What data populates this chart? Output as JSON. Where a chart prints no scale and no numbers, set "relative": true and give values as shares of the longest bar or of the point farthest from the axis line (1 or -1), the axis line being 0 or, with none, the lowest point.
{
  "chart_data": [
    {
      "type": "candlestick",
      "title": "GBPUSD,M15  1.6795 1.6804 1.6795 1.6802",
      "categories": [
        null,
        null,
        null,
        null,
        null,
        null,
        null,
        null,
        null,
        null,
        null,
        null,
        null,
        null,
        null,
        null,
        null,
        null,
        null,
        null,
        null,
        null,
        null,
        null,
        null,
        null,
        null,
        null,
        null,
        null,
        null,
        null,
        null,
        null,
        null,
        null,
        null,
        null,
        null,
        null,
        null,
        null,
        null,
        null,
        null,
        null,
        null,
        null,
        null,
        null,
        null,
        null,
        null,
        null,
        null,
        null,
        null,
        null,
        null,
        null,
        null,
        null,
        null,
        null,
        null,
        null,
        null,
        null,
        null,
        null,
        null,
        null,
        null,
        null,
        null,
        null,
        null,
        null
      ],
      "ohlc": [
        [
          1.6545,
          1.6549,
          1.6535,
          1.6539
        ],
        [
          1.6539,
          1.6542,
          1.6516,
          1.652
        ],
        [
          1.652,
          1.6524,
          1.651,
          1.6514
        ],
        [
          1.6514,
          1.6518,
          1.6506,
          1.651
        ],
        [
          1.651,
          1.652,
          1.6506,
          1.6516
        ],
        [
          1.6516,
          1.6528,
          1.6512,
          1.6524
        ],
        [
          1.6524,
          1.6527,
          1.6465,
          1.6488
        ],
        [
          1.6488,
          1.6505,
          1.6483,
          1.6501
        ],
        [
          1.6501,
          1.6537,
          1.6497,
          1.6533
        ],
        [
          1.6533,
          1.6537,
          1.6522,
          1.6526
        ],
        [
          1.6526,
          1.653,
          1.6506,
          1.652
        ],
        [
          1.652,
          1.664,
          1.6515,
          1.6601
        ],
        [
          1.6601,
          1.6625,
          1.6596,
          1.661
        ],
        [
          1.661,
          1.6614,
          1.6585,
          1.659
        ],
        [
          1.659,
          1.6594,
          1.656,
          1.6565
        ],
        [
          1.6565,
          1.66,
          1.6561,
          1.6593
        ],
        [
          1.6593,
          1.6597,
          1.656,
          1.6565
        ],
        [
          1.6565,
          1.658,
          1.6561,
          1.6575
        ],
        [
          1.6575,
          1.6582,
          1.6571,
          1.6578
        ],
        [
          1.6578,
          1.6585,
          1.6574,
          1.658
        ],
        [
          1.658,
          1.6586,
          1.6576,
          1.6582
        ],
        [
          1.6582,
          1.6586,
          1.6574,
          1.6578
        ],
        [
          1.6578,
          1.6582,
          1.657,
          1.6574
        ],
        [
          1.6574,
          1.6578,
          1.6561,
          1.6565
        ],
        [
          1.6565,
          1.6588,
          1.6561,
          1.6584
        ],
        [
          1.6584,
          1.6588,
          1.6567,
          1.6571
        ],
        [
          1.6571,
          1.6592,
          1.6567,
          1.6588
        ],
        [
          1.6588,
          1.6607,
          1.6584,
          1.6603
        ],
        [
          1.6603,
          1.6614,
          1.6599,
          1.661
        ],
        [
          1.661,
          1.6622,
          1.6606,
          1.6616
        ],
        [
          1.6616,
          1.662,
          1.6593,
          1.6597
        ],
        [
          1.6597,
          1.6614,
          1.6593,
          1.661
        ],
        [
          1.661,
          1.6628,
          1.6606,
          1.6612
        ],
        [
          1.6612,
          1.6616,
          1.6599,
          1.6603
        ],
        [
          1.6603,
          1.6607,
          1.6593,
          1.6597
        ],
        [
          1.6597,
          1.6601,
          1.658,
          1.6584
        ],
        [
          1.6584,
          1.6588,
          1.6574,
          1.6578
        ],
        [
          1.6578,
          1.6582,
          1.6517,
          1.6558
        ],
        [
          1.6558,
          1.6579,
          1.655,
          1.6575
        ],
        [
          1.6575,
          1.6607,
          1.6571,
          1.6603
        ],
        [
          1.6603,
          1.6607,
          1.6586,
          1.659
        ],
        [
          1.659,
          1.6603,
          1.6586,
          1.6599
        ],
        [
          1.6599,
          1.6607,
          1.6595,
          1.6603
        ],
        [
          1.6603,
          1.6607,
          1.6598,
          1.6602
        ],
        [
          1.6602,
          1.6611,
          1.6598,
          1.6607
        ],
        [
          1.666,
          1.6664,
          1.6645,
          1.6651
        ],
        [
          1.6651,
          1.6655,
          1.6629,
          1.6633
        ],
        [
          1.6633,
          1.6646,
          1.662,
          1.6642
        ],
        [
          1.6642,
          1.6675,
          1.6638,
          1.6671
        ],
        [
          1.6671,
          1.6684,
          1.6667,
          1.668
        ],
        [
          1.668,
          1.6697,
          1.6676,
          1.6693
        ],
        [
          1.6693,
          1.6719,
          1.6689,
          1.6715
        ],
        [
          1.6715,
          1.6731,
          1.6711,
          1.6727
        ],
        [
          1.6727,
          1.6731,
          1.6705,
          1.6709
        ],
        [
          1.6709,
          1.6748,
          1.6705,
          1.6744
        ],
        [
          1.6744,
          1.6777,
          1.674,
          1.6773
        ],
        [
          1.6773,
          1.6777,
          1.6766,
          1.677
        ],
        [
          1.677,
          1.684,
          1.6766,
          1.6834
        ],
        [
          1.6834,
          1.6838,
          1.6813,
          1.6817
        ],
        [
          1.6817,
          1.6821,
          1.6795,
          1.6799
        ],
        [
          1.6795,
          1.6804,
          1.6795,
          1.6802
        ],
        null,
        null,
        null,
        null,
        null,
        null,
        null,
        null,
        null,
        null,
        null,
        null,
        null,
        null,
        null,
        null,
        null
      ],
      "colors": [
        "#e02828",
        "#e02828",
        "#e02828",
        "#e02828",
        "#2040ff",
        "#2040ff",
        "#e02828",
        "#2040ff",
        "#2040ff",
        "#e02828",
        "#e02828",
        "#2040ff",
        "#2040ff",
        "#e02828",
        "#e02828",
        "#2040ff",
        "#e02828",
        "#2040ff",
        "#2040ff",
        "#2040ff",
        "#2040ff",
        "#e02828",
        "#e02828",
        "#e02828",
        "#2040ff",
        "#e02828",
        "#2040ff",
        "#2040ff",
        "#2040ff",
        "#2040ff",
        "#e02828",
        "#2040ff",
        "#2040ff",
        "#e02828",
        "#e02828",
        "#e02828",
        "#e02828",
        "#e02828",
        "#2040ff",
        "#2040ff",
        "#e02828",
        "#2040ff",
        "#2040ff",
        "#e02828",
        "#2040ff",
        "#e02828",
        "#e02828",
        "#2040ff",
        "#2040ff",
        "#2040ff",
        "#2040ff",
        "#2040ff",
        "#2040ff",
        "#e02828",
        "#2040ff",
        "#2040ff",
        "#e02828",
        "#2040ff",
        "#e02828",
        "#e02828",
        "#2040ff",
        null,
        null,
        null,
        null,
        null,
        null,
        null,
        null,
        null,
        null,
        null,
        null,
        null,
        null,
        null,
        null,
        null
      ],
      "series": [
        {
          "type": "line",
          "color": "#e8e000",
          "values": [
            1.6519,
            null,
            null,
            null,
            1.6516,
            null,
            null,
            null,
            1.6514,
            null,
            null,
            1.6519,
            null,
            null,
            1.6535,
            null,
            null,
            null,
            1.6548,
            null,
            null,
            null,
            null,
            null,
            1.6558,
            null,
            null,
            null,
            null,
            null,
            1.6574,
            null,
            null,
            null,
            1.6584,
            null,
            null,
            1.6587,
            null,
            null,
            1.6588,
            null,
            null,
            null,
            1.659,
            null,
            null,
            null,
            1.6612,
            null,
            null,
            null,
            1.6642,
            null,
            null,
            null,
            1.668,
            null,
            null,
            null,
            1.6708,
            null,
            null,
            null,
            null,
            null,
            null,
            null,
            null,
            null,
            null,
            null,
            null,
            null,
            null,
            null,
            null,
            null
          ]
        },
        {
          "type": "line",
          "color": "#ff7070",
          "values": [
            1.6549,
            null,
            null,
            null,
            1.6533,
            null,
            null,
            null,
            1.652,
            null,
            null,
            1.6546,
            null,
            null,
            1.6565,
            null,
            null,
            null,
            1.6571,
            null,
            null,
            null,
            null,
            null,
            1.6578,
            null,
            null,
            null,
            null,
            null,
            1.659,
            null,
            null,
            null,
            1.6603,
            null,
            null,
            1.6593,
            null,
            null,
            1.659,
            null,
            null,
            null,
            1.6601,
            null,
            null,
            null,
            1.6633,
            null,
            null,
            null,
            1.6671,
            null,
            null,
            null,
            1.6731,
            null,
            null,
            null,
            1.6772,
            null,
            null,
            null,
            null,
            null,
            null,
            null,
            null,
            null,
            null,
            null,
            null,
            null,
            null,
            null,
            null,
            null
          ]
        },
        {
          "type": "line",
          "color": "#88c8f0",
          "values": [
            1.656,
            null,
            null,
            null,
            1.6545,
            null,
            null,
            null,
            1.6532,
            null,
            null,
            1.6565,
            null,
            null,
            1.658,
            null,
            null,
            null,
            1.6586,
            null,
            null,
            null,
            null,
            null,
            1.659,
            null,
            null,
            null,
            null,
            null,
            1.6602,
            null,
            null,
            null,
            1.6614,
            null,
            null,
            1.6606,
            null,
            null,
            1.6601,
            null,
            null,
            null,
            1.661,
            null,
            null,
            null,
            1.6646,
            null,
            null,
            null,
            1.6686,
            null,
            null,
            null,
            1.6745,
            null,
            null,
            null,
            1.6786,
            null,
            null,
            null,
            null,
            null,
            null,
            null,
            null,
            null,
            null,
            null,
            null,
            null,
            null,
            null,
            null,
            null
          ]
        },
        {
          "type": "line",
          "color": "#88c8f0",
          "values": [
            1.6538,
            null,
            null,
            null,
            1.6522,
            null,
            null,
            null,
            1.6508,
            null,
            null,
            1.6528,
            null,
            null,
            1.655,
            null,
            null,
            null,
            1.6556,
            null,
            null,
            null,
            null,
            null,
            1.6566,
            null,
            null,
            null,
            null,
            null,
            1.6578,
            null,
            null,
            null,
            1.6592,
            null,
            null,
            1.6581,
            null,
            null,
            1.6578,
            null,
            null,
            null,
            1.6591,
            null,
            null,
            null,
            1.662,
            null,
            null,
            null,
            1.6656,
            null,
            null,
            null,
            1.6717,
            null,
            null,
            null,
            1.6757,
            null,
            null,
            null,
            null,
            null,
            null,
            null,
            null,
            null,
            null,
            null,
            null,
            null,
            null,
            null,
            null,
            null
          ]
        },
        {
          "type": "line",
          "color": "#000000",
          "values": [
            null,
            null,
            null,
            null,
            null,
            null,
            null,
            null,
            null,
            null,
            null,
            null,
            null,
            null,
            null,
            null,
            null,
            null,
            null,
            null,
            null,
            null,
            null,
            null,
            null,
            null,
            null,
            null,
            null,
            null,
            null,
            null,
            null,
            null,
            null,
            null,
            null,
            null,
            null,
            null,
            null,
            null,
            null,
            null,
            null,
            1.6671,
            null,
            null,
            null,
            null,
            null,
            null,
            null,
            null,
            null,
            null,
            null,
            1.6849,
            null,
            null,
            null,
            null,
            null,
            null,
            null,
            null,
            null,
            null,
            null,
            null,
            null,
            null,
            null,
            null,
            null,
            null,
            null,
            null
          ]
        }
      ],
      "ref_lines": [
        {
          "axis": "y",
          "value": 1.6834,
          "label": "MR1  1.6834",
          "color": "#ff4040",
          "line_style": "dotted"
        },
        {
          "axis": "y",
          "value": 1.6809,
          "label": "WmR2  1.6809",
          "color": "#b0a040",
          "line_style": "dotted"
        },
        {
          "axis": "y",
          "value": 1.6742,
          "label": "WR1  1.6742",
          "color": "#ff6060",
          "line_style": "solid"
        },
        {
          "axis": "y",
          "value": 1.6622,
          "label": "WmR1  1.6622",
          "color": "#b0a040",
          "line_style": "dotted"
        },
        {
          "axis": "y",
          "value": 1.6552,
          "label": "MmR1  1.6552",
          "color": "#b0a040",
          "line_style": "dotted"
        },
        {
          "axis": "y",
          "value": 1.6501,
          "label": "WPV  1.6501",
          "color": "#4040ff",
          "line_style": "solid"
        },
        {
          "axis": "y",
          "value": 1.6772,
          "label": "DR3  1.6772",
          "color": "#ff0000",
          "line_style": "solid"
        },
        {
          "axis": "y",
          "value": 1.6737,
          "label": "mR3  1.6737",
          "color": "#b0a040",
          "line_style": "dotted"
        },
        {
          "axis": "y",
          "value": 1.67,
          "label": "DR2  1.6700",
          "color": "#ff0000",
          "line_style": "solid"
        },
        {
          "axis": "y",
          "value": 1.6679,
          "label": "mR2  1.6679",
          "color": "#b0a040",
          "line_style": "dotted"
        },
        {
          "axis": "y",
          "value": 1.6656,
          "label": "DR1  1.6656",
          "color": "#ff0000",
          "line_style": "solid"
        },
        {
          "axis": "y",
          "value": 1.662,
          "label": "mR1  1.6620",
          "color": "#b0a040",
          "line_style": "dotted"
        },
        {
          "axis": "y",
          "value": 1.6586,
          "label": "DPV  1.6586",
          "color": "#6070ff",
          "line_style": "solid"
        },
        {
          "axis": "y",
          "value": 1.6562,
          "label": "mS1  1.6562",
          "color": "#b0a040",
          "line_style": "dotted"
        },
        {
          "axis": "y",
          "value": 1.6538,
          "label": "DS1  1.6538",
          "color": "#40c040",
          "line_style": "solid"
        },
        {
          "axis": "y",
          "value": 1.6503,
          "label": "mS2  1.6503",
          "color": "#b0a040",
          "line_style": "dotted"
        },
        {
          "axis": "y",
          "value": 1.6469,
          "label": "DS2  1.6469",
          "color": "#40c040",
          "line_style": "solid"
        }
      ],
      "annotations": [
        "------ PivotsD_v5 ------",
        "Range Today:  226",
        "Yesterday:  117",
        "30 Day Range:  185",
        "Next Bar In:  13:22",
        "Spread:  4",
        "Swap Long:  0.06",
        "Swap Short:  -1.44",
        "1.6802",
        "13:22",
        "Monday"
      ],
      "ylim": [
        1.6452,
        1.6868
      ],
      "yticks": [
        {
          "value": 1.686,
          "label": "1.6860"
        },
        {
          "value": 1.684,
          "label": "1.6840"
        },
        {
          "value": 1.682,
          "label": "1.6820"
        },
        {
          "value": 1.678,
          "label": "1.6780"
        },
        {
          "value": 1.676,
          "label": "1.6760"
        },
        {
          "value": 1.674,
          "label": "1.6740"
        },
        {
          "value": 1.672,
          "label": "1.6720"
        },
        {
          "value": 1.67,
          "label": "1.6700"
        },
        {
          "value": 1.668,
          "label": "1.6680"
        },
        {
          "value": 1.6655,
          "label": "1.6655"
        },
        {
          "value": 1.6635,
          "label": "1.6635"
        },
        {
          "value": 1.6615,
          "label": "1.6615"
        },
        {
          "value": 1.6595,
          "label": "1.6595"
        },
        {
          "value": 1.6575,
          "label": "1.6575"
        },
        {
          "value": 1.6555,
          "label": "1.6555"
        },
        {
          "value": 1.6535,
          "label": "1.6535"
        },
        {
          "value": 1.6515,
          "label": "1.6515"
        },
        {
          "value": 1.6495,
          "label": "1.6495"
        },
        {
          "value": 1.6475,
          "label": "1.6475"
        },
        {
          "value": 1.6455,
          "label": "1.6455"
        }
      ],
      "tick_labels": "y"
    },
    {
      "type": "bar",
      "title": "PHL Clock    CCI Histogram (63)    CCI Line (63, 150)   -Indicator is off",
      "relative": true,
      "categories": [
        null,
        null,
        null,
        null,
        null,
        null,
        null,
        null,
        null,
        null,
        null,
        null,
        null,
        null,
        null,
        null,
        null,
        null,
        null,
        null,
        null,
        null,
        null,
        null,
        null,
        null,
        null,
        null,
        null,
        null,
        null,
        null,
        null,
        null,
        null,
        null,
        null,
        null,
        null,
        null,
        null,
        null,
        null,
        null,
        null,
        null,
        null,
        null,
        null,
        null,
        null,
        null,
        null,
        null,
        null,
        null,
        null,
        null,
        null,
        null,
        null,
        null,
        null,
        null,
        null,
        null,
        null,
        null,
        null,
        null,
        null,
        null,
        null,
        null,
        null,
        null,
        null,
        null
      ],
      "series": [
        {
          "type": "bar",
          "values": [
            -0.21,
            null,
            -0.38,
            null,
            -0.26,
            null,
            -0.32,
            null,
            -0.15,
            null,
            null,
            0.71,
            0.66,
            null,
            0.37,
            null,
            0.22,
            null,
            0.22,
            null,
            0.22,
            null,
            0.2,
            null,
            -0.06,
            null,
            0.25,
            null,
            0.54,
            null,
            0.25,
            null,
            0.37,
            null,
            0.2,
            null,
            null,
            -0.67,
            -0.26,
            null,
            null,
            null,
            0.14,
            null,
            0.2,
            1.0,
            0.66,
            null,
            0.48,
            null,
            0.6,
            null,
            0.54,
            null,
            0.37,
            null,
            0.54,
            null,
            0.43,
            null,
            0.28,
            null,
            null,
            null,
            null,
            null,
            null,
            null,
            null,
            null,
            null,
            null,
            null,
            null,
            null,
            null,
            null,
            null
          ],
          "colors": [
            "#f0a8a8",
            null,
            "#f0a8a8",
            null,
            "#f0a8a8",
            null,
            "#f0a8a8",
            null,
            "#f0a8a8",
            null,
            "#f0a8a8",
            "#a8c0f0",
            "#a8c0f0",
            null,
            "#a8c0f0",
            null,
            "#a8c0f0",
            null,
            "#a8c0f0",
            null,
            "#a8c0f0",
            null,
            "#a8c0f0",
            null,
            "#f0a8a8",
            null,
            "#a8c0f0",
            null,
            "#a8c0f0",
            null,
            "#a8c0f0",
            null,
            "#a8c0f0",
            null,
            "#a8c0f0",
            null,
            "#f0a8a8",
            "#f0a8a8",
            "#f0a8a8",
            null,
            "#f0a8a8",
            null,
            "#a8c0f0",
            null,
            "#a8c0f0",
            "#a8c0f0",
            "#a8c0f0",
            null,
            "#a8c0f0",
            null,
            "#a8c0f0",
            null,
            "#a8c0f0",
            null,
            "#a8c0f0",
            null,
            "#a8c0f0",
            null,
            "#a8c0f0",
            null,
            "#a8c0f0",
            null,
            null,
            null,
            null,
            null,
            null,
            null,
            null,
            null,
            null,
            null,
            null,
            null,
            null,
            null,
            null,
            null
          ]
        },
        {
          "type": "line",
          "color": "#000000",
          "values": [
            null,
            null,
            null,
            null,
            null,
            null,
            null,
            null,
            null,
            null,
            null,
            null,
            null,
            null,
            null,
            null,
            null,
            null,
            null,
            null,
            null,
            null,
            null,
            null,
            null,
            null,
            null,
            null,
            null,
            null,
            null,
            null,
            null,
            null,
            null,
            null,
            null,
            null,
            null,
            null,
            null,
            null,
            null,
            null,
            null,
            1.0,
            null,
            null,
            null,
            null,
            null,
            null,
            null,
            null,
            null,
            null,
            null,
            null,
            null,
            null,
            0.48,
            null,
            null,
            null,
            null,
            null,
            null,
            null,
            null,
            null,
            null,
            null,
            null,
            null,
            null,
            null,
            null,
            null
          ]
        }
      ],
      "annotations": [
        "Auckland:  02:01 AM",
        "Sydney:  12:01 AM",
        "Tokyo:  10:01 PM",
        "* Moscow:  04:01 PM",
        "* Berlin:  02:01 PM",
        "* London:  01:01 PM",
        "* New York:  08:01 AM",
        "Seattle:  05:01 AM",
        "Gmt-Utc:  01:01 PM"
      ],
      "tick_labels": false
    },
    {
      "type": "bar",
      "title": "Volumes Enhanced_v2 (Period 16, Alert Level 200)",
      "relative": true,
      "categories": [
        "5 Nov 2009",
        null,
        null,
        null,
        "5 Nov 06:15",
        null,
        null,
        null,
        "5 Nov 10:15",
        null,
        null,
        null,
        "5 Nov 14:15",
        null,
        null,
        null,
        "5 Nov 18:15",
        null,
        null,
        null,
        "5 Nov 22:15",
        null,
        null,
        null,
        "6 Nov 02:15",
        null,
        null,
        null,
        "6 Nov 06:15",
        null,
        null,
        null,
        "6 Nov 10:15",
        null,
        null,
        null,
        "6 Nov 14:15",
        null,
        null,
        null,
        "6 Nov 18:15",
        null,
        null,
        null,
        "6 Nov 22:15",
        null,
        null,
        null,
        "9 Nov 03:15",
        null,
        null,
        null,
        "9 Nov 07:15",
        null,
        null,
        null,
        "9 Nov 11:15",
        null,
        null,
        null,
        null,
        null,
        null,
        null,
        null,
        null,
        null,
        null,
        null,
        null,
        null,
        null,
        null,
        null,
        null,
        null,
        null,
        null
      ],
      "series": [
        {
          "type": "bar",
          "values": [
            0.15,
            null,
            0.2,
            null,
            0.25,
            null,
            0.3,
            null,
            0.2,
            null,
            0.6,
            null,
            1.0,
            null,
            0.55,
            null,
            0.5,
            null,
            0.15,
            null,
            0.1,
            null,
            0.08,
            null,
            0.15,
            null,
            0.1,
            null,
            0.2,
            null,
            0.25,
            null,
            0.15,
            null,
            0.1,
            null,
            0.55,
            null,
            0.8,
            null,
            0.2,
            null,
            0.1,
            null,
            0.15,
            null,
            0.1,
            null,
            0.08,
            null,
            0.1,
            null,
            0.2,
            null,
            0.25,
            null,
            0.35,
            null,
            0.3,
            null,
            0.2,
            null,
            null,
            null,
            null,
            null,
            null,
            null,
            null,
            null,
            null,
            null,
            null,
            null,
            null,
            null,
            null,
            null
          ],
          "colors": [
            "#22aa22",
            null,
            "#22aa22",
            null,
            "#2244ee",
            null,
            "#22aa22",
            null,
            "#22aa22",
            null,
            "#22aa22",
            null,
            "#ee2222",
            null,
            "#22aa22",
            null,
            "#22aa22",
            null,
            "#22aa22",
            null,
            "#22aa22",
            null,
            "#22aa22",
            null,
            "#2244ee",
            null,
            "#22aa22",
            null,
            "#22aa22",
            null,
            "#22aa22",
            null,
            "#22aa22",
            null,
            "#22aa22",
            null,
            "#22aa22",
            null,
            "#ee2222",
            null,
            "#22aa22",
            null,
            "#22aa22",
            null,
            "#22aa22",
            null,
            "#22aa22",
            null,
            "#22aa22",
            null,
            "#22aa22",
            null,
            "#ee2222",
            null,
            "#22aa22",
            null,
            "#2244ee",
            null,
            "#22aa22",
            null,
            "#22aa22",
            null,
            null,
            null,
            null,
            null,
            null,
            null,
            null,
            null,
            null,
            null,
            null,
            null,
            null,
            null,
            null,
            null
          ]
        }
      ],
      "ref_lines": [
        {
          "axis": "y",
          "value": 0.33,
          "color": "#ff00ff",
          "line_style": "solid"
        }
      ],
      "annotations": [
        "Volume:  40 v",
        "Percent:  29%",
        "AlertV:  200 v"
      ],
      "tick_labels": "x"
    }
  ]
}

☆ ☆ ☆ ☆

TASK OBJECTIVE :: Copy out every line that includes the word "title".

RESULT OF THIS TASK ::
      "title": "GBPUSD,M15  1.6795 1.6804 1.6795 1.6802",
      "title": "PHL Clock    CCI Histogram (63)    CCI Line (63, 150)   -Indicator is off",
      "title": "Volumes Enhanced_v2 (Period 16, Alert Level 200)",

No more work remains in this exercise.